SOURCE DATA>
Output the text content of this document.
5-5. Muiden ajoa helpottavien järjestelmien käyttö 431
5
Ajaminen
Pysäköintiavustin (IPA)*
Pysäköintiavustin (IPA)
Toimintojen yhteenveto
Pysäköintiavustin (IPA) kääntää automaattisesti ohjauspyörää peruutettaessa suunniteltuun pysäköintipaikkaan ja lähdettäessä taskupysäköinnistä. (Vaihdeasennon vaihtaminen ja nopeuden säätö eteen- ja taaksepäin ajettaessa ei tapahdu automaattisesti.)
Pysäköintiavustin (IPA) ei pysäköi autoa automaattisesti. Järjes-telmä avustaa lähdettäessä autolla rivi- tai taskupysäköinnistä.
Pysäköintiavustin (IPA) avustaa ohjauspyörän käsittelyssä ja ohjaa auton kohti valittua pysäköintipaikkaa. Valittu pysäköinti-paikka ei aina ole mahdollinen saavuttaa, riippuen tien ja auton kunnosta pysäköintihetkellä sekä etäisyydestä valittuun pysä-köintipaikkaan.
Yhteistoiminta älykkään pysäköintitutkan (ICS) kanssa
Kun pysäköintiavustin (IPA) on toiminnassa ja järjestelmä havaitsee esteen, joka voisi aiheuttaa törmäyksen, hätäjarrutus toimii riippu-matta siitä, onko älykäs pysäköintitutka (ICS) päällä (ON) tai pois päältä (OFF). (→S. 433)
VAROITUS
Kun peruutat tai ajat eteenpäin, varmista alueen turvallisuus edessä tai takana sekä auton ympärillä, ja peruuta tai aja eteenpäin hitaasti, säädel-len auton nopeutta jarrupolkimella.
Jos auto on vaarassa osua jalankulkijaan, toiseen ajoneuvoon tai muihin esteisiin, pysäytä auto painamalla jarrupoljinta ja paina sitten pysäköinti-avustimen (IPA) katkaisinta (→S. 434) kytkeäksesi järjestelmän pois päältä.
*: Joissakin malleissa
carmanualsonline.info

GIVEN PROBLEM> Work out how many lines of the data above hold the word "pois", and write only the count.

REPLY> 2